--- START Supplied records ---

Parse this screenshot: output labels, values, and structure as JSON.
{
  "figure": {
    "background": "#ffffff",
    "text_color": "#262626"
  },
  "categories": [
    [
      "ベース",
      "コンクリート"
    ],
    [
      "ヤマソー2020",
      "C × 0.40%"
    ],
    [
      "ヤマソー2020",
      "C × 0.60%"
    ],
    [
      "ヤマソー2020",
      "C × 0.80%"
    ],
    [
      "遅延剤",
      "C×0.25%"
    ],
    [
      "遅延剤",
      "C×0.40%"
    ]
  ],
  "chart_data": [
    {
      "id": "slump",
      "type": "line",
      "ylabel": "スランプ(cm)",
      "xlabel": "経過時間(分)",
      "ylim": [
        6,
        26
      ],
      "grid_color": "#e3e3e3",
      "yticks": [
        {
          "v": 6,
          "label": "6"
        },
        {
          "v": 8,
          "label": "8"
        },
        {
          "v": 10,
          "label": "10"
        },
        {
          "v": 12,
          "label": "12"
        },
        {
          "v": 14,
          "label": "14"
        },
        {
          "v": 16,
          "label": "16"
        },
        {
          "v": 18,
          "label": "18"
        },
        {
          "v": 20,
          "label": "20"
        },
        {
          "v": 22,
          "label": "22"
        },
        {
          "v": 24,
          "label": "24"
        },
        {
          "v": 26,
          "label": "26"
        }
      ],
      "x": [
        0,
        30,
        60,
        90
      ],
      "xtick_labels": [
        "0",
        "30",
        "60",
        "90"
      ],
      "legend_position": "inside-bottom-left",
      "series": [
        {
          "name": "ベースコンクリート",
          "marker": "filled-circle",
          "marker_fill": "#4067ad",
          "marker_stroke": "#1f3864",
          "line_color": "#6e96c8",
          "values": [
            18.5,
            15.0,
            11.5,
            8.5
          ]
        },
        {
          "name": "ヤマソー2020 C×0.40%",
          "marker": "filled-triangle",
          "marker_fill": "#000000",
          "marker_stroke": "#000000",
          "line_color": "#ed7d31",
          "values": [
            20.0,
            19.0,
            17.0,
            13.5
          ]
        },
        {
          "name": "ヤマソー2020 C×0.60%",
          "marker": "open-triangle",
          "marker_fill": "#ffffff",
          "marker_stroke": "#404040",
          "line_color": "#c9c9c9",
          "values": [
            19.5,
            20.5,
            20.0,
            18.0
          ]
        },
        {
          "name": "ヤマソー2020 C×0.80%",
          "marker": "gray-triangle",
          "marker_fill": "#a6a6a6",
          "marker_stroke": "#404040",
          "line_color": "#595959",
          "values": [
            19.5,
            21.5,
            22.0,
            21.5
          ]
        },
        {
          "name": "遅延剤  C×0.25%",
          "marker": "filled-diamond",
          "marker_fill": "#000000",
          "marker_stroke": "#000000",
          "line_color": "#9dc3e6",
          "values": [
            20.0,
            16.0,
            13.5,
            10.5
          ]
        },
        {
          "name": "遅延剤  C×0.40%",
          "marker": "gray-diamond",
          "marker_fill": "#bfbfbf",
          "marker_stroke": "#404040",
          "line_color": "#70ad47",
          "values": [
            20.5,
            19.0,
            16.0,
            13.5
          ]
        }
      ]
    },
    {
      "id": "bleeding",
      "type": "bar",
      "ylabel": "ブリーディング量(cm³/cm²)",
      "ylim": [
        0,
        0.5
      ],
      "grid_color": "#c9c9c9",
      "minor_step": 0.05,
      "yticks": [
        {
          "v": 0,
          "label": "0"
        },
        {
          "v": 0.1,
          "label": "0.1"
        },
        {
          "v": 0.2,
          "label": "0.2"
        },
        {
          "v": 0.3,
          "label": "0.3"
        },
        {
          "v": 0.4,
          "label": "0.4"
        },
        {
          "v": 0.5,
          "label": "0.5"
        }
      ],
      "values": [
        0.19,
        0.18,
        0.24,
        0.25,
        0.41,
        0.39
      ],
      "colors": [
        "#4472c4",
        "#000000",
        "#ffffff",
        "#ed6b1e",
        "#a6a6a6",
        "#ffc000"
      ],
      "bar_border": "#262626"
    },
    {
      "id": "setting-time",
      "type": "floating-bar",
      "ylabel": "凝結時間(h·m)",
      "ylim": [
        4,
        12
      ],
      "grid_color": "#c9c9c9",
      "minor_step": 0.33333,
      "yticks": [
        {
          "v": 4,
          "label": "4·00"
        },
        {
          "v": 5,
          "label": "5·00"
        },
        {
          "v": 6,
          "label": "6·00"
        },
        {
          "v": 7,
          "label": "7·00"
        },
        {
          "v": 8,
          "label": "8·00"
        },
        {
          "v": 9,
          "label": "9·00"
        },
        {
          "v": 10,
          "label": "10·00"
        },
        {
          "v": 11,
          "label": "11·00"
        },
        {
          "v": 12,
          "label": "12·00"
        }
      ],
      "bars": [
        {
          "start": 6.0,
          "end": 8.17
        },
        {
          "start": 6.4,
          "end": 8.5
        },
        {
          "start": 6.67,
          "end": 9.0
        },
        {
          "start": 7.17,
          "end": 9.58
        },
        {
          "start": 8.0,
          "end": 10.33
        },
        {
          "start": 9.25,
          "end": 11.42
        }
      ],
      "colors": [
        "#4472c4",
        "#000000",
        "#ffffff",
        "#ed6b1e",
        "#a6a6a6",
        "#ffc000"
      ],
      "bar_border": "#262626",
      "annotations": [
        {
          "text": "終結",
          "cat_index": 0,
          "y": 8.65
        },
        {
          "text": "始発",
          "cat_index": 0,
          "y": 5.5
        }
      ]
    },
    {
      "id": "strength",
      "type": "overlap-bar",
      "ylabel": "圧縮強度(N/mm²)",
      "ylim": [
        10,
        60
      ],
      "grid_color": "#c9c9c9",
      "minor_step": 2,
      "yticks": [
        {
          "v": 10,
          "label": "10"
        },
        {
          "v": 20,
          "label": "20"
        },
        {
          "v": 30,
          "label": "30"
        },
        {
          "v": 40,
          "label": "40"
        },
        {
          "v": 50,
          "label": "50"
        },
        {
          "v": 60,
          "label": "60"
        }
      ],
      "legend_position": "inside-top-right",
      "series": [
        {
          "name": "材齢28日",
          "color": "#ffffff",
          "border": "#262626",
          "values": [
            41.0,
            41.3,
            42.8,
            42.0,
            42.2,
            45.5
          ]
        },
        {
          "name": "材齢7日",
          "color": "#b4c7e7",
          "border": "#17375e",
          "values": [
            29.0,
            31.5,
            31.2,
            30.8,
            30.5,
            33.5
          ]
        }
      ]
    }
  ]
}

--- END Supplied records ---

*Goal:* Copy each record from above exactly, and include every line.

*Output:*
Parse this screenshot: output labels, values, and structure as JSON.
{
  "figure": {
    "background": "#ffffff",
    "text_color": "#262626"
  },
  "categories": [
    [
      "ベース",
      "コンクリート"
    ],
    [
      "ヤマソー2020",
      "C × 0.40%"
    ],
    [
      "ヤマソー2020",
      "C × 0.60%"
    ],
    [
      "ヤマソー2020",
      "C × 0.80%"
    ],
    [
      "遅延剤",
      "C×0.25%"
    ],
    [
      "遅延剤",
      "C×0.40%"
    ]
  ],
  "chart_data": [
    {
      "id": "slump",
      "type": "line",
      "ylabel": "スランプ(cm)",
      "xlabel": "経過時間(分)",
      "ylim": [
        6,
        26
      ],
      "grid_color": "#e3e3e3",
      "yticks": [
        {
          "v": 6,
          "label": "6"
        },
        {
          "v": 8,
          "label": "8"
        },
        {
          "v": 10,
          "label": "10"
        },
        {
          "v": 12,
          "label": "12"
        },
        {
          "v": 14,
          "label": "14"
        },
        {
          "v": 16,
          "label": "16"
        },
        {
          "v": 18,
          "label": "18"
        },
        {
          "v": 20,
          "label": "20"
        },
        {
          "v": 22,
          "label": "22"
        },
        {
          "v": 24,
          "label": "24"
        },
        {
          "v": 26,
          "label": "26"
        }
      ],
      "x": [
        0,
        30,
        60,
        90
      ],
      "xtick_labels": [
        "0",
        "30",
        "60",
        "90"
      ],
      "legend_position": "inside-bottom-left",
      "series": [
        {
          "name": "ベースコンクリート",
          "marker": "filled-circle",
          "marker_fill": "#4067ad",
          "marker_stroke": "#1f3864",
          "line_color": "#6e96c8",
          "values": [
            18.5,
            15.0,
            11.5,
            8.5
          ]
        },
        {
          "name": "ヤマソー2020 C×0.40%",
          "marker": "filled-triangle",
          "marker_fill": "#000000",
          "marker_stroke": "#000000",
          "line_color": "#ed7d31",
          "values": [
            20.0,
            19.0,
            17.0,
            13.5
          ]
        },
        {
          "name": "ヤマソー2020 C×0.60%",
          "marker": "open-triangle",
          "marker_fill": "#ffffff",
          "marker_stroke": "#404040",
          "line_color": "#c9c9c9",
          "values": [
            19.5,
            20.5,
            20.0,
            18.0
          ]
        },
        {
          "name": "ヤマソー2020 C×0.80%",
          "marker": "gray-triangle",
          "marker_fill": "#a6a6a6",
          "marker_stroke": "#404040",
          "line_color": "#595959",
          "values": [
            19.5,
            21.5,
            22.0,
            21.5
          ]
        },
        {
          "name": "遅延剤  C×0.25%",
          "marker": "filled-diamond",
          "marker_fill": "#000000",
          "marker_stroke": "#000000",
          "line_color": "#9dc3e6",
          "values": [
            20.0,
            16.0,
            13.5,
            10.5
          ]
        },
        {
          "name": "遅延剤  C×0.40%",
          "marker": "gray-diamond",
          "marker_fill": "#bfbfbf",
          "marker_stroke": "#404040",
          "line_color": "#70ad47",
          "values": [
            20.5,
            19.0,
            16.0,
            13.5
          ]
        }
      ]
    },
    {
      "id": "bleeding",
      "type": "bar",
      "ylabel": "ブリーディング量(cm³/cm²)",
      "ylim": [
        0,
        0.5
      ],
      "grid_color": "#c9c9c9",
      "minor_step": 0.05,
      "yticks": [
        {
          "v": 0,
          "label": "0"
        },
        {
          "v": 0.1,
          "label": "0.1"
        },
        {
          "v": 0.2,
          "label": "0.2"
        },
        {
          "v": 0.3,
          "label": "0.3"
        },
        {
          "v": 0.4,
          "label": "0.4"
        },
        {
          "v": 0.5,
          "label": "0.5"
        }
      ],
      "values": [
        0.19,
        0.18,
        0.24,
        0.25,
        0.41,
        0.39
      ],
      "colors": [
        "#4472c4",
        "#000000",
        "#ffffff",
        "#ed6b1e",
        "#a6a6a6",
        "#ffc000"
      ],
      "bar_border": "#262626"
    },
    {
      "id": "setting-time",
      "type": "floating-bar",
      "ylabel": "凝結時間(h·m)",
      "ylim": [
        4,
        12
      ],
      "grid_color": "#c9c9c9",
      "minor_step": 0.33333,
      "yticks": [
        {
          "v": 4,
          "label": "4·00"
        },
        {
          "v": 5,
          "label": "5·00"
        },
        {
          "v": 6,
          "label": "6·00"
        },
        {
          "v": 7,
          "label": "7·00"
        },
        {
          "v": 8,
          "label": "8·00"
        },
        {
          "v": 9,
          "label": "9·00"
        },
        {
          "v": 10,
          "label": "10·00"
        },
        {
          "v": 11,
          "label": "11·00"
        },
        {
          "v": 12,
          "label": "12·00"
        }
      ],
      "bars": [
        {
          "start": 6.0,
          "end": 8.17
        },
        {
          "start": 6.4,
          "end": 8.5
        },
        {
          "start": 6.67,
          "end": 9.0
        },
        {
          "start": 7.17,
          "end": 9.58
        },
        {
          "start": 8.0,
          "end": 10.33
        },
        {
          "start": 9.25,
          "end": 11.42
        }
      ],
      "colors": [
        "#4472c4",
        "#000000",
        "#ffffff",
        "#ed6b1e",
        "#a6a6a6",
        "#ffc000"
      ],
      "bar_border": "#262626",
      "annotations": [
        {
          "text": "終結",
          "cat_index": 0,
          "y": 8.65
        },
        {
          "text": "始発",
          "cat_index": 0,
          "y": 5.5
        }
      ]
    },
    {
      "id": "strength",
      "type": "overlap-bar",
      "ylabel": "圧縮強度(N/mm²)",
      "ylim": [
        10,
        60
      ],
      "grid_color": "#c9c9c9",
      "minor_step": 2,
      "yticks": [
        {
          "v": 10,
          "label": "10"
        },
        {
          "v": 20,
          "label": "20"
        },
        {
          "v": 30,
          "label": "30"
        },
        {
          "v": 40,
          "label": "40"
        },
        {
          "v": 50,
          "label": "50"
        },
        {
          "v": 60,
          "label": "60"
        }
      ],
      "legend_position": "inside-top-right",
      "series": [
        {
          "name": "材齢28日",
          "color": "#ffffff",
          "border": "#262626",
          "values": [
            41.0,
            41.3,
            42.8,
            42.0,
            42.2,
            45.5
          ]
        },
        {
          "name": "材齢7日",
          "color": "#b4c7e7",
          "border": "#17375e",
          "values": [
            29.0,
            31.5,
            31.2,
            30.8,
            30.5,
            33.5
          ]
        }
      ]
    }
  ]
}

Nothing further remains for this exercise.